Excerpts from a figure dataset
____

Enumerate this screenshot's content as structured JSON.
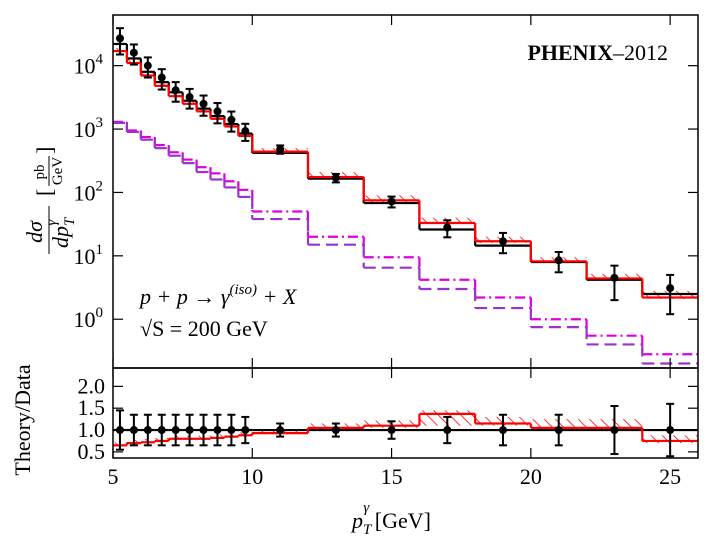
{
  "chart_data": [
    {
      "type": "step",
      "ylog": true,
      "title": {
        "bold": "PHENIX",
        "rest": "–2012"
      },
      "ylabel": {
        "numerator": "dσ",
        "denominator": "dp",
        "sub": "T",
        "sup": "γ",
        "unit_num": "pb",
        "unit_den": "GeV"
      },
      "annotations": [
        {
          "text": "p + p → γ",
          "sup": "(iso)",
          "after": " + X"
        },
        {
          "text": "√S = 200 GeV"
        }
      ],
      "xlim": [
        5,
        26
      ],
      "xticks": [
        5,
        10,
        15,
        20,
        25
      ],
      "ylim": [
        0.17,
        63000
      ],
      "yticks": [
        {
          "value": 1,
          "label": "10",
          "exponent": "0"
        },
        {
          "value": 10,
          "label": "10",
          "exponent": "1"
        },
        {
          "value": 100,
          "label": "10",
          "exponent": "2"
        },
        {
          "value": 1000,
          "label": "10",
          "exponent": "3"
        },
        {
          "value": 10000,
          "label": "10",
          "exponent": "4"
        }
      ],
      "bins": [
        5,
        5.5,
        6,
        6.5,
        7,
        7.5,
        8,
        8.5,
        9,
        9.5,
        10,
        12,
        14,
        16,
        18,
        20,
        22,
        24,
        26
      ],
      "x": [
        5.25,
        5.75,
        6.25,
        6.75,
        7.25,
        7.75,
        8.25,
        8.75,
        9.25,
        9.75,
        11,
        13,
        15,
        17,
        19,
        21,
        23,
        25
      ],
      "band": {
        "color": "#ff0000",
        "low": [
          16000,
          10500,
          6700,
          4600,
          3150,
          2400,
          1800,
          1400,
          1050,
          750,
          420,
          170,
          70,
          32,
          16,
          7.8,
          4.2,
          2.1
        ],
        "high": [
          19000,
          12500,
          8000,
          5500,
          3800,
          2900,
          2200,
          1700,
          1250,
          900,
          500,
          210,
          90,
          40,
          20,
          9.5,
          5.2,
          2.8
        ]
      },
      "steps": [
        {
          "color": "#dd00dd",
          "dash": "dashdot",
          "values": [
            1300,
            950,
            750,
            560,
            430,
            330,
            250,
            200,
            150,
            110,
            50,
            20,
            9.5,
            4.2,
            2.2,
            1.0,
            0.55,
            0.28
          ]
        },
        {
          "color": "#9933cc",
          "dash": "dashed",
          "values": [
            1250,
            900,
            680,
            500,
            380,
            290,
            210,
            160,
            120,
            85,
            38,
            15,
            6.5,
            3,
            1.5,
            0.75,
            0.4,
            0.2
          ]
        },
        {
          "color": "#000000",
          "dash": "solid",
          "values": [
            22000,
            13000,
            8000,
            5500,
            3800,
            2800,
            2100,
            1600,
            1200,
            850,
            420,
            165,
            68,
            26,
            14.5,
            8,
            4.2,
            2.5
          ]
        },
        {
          "color": "#ff0000",
          "dash": "solid",
          "values": [
            17000,
            11000,
            7000,
            4800,
            3300,
            2500,
            1900,
            1450,
            1100,
            780,
            440,
            175,
            75,
            33,
            17,
            8.2,
            4.4,
            2.2
          ]
        }
      ],
      "points": {
        "color": "#000000",
        "values": [
          27000,
          16000,
          10000,
          6500,
          4100,
          3200,
          2500,
          1900,
          1400,
          930,
          480,
          170,
          72,
          28,
          17,
          8.5,
          4.5,
          3.1
        ],
        "errors": [
          12000,
          5600,
          3500,
          2300,
          1400,
          1100,
          880,
          670,
          490,
          280,
          72,
          26,
          14,
          8.4,
          6,
          3,
          2.5,
          1.9
        ]
      }
    },
    {
      "type": "step",
      "ylog": false,
      "ylabel": "Theory/Data",
      "xlabel": {
        "text": "p",
        "sub": "T",
        "sup": "γ",
        "after": " [GeV]"
      },
      "xlim": [
        5,
        26
      ],
      "xticks": [
        5,
        10,
        15,
        20,
        25
      ],
      "ylim": [
        0.36,
        2.42
      ],
      "yticks": [
        {
          "value": 0.5,
          "label": "0.5"
        },
        {
          "value": 1,
          "label": "1.0"
        },
        {
          "value": 1.5,
          "label": "1.5"
        },
        {
          "value": 2,
          "label": "2.0"
        }
      ],
      "bins": [
        5,
        5.5,
        6,
        6.5,
        7,
        7.5,
        8,
        8.5,
        9,
        9.5,
        10,
        12,
        14,
        16,
        18,
        20,
        22,
        24,
        26
      ],
      "x": [
        5.25,
        5.75,
        6.25,
        6.75,
        7.25,
        7.75,
        8.25,
        8.75,
        9.25,
        9.75,
        11,
        13,
        15,
        17,
        19,
        21,
        23,
        25
      ],
      "band": {
        "color": "#ff0000",
        "low": [
          0.62,
          0.67,
          0.7,
          0.72,
          0.77,
          0.77,
          0.77,
          0.8,
          0.82,
          0.85,
          0.9,
          1.0,
          1.05,
          1.1,
          1.1,
          1.0,
          1.0,
          0.7
        ],
        "high": [
          0.72,
          0.77,
          0.8,
          0.82,
          0.87,
          0.87,
          0.87,
          0.9,
          0.92,
          0.95,
          1.0,
          1.15,
          1.22,
          1.45,
          1.3,
          1.25,
          1.25,
          0.88
        ]
      },
      "steps": [
        {
          "color": "#000000",
          "dash": "solid",
          "values": [
            1,
            1,
            1,
            1,
            1,
            1,
            1,
            1,
            1,
            1,
            1,
            1,
            1,
            1,
            1,
            1,
            1,
            1
          ]
        },
        {
          "color": "#ff0000",
          "dash": "solid",
          "values": [
            0.65,
            0.7,
            0.72,
            0.75,
            0.8,
            0.8,
            0.8,
            0.82,
            0.85,
            0.88,
            0.93,
            1.05,
            1.1,
            1.37,
            1.15,
            1.05,
            1.05,
            0.75
          ]
        }
      ],
      "points": {
        "color": "#000000",
        "values": [
          1,
          1,
          1,
          1,
          1,
          1,
          1,
          1,
          1,
          1,
          1,
          1,
          1,
          1,
          1,
          1,
          1,
          1
        ],
        "errors": [
          0.45,
          0.35,
          0.35,
          0.35,
          0.35,
          0.35,
          0.35,
          0.35,
          0.35,
          0.3,
          0.15,
          0.15,
          0.2,
          0.3,
          0.35,
          0.35,
          0.55,
          0.6
        ]
      }
    }
  ]
}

____

**Required work:**
Skipping the pictures, transcribe each line above exactly as it appears.

**Solved exercise:**
Enumerate this screenshot's content as structured JSON.
{
  "chart_data": [
    {
      "type": "step",
      "ylog": true,
      "title": {
        "bold": "PHENIX",
        "rest": "–2012"
      },
      "ylabel": {
        "numerator": "dσ",
        "denominator": "dp",
        "sub": "T",
        "sup": "γ",
        "unit_num": "pb",
        "unit_den": "GeV"
      },
      "annotations": [
        {
          "text": "p + p → γ",
          "sup": "(iso)",
          "after": " + X"
        },
        {
          "text": "√S = 200 GeV"
        }
      ],
      "xlim": [
        5,
        26
      ],
      "xticks": [
        5,
        10,
        15,
        20,
        25
      ],
      "ylim": [
        0.17,
        63000
      ],
      "yticks": [
        {
          "value": 1,
          "label": "10",
          "exponent": "0"
        },
        {
          "value": 10,
          "label": "10",
          "exponent": "1"
        },
        {
          "value": 100,
          "label": "10",
          "exponent": "2"
        },
        {
          "value": 1000,
          "label": "10",
          "exponent": "3"
        },
        {
          "value": 10000,
          "label": "10",
          "exponent": "4"
        }
      ],
      "bins": [
        5,
        5.5,
        6,
        6.5,
        7,
        7.5,
        8,
        8.5,
        9,
        9.5,
        10,
        12,
        14,
        16,
        18,
        20,
        22,
        24,
        26
      ],
      "x": [
        5.25,
        5.75,
        6.25,
        6.75,
        7.25,
        7.75,
        8.25,
        8.75,
        9.25,
        9.75,
        11,
        13,
        15,
        17,
        19,
        21,
        23,
        25
      ],
      "band": {
        "color": "#ff0000",
        "low": [
          16000,
          10500,
          6700,
          4600,
          3150,
          2400,
          1800,
          1400,
          1050,
          750,
          420,
          170,
          70,
          32,
          16,
          7.8,
          4.2,
          2.1
        ],
        "high": [
          19000,
          12500,
          8000,
          5500,
          3800,
          2900,
          2200,
          1700,
          1250,
          900,
          500,
          210,
          90,
          40,
          20,
          9.5,
          5.2,
          2.8
        ]
      },
      "steps": [
        {
          "color": "#dd00dd",
          "dash": "dashdot",
          "values": [
            1300,
            950,
            750,
            560,
            430,
            330,
            250,
            200,
            150,
            110,
            50,
            20,
            9.5,
            4.2,
            2.2,
            1.0,
            0.55,
            0.28
          ]
        },
        {
          "color": "#9933cc",
          "dash": "dashed",
          "values": [
            1250,
            900,
            680,
            500,
            380,
            290,
            210,
            160,
            120,
            85,
            38,
            15,
            6.5,
            3,
            1.5,
            0.75,
            0.4,
            0.2
          ]
        },
        {
          "color": "#000000",
          "dash": "solid",
          "values": [
            22000,
            13000,
            8000,
            5500,
            3800,
            2800,
            2100,
            1600,
            1200,
            850,
            420,
            165,
            68,
            26,
            14.5,
            8,
            4.2,
            2.5
          ]
        },
        {
          "color": "#ff0000",
          "dash": "solid",
          "values": [
            17000,
            11000,
            7000,
            4800,
            3300,
            2500,
            1900,
            1450,
            1100,
            780,
            440,
            175,
            75,
            33,
            17,
            8.2,
            4.4,
            2.2
          ]
        }
      ],
      "points": {
        "color": "#000000",
        "values": [
          27000,
          16000,
          10000,
          6500,
          4100,
          3200,
          2500,
          1900,
          1400,
          930,
          480,
          170,
          72,
          28,
          17,
          8.5,
          4.5,
          3.1
        ],
        "errors": [
          12000,
          5600,
          3500,
          2300,
          1400,
          1100,
          880,
          670,
          490,
          280,
          72,
          26,
          14,
          8.4,
          6,
          3,
          2.5,
          1.9
        ]
      }
    },
    {
      "type": "step",
      "ylog": false,
      "ylabel": "Theory/Data",
      "xlabel": {
        "text": "p",
        "sub": "T",
        "sup": "γ",
        "after": " [GeV]"
      },
      "xlim": [
        5,
        26
      ],
      "xticks": [
        5,
        10,
        15,
        20,
        25
      ],
      "ylim": [
        0.36,
        2.42
      ],
      "yticks": [
        {
          "value": 0.5,
          "label": "0.5"
        },
        {
          "value": 1,
          "label": "1.0"
        },
        {
          "value": 1.5,
          "label": "1.5"
        },
        {
          "value": 2,
          "label": "2.0"
        }
      ],
      "bins": [
        5,
        5.5,
        6,
        6.5,
        7,
        7.5,
        8,
        8.5,
        9,
        9.5,
        10,
        12,
        14,
        16,
        18,
        20,
        22,
        24,
        26
      ],
      "x": [
        5.25,
        5.75,
        6.25,
        6.75,
        7.25,
        7.75,
        8.25,
        8.75,
        9.25,
        9.75,
        11,
        13,
        15,
        17,
        19,
        21,
        23,
        25
      ],
      "band": {
        "color": "#ff0000",
        "low": [
          0.62,
          0.67,
          0.7,
          0.72,
          0.77,
          0.77,
          0.77,
          0.8,
          0.82,
          0.85,
          0.9,
          1.0,
          1.05,
          1.1,
          1.1,
          1.0,
          1.0,
          0.7
        ],
        "high": [
          0.72,
          0.77,
          0.8,
          0.82,
          0.87,
          0.87,
          0.87,
          0.9,
          0.92,
          0.95,
          1.0,
          1.15,
          1.22,
          1.45,
          1.3,
          1.25,
          1.25,
          0.88
        ]
      },
      "steps": [
        {
          "color": "#000000",
          "dash": "solid",
          "values": [
            1,
            1,
            1,
            1,
            1,
            1,
            1,
            1,
            1,
            1,
            1,
            1,
            1,
            1,
            1,
            1,
            1,
            1
          ]
        },
        {
          "color": "#ff0000",
          "dash": "solid",
          "values": [
            0.65,
            0.7,
            0.72,
            0.75,
            0.8,
            0.8,
            0.8,
            0.82,
            0.85,
            0.88,
            0.93,
            1.05,
            1.1,
            1.37,
            1.15,
            1.05,
            1.05,
            0.75
          ]
        }
      ],
      "points": {
        "color": "#000000",
        "values": [
          1,
          1,
          1,
          1,
          1,
          1,
          1,
          1,
          1,
          1,
          1,
          1,
          1,
          1,
          1,
          1,
          1,
          1
        ],
        "errors": [
          0.45,
          0.35,
          0.35,
          0.35,
          0.35,
          0.35,
          0.35,
          0.35,
          0.35,
          0.3,
          0.15,
          0.15,
          0.2,
          0.3,
          0.35,
          0.35,
          0.55,
          0.6
        ]
      }
    }
  ]
}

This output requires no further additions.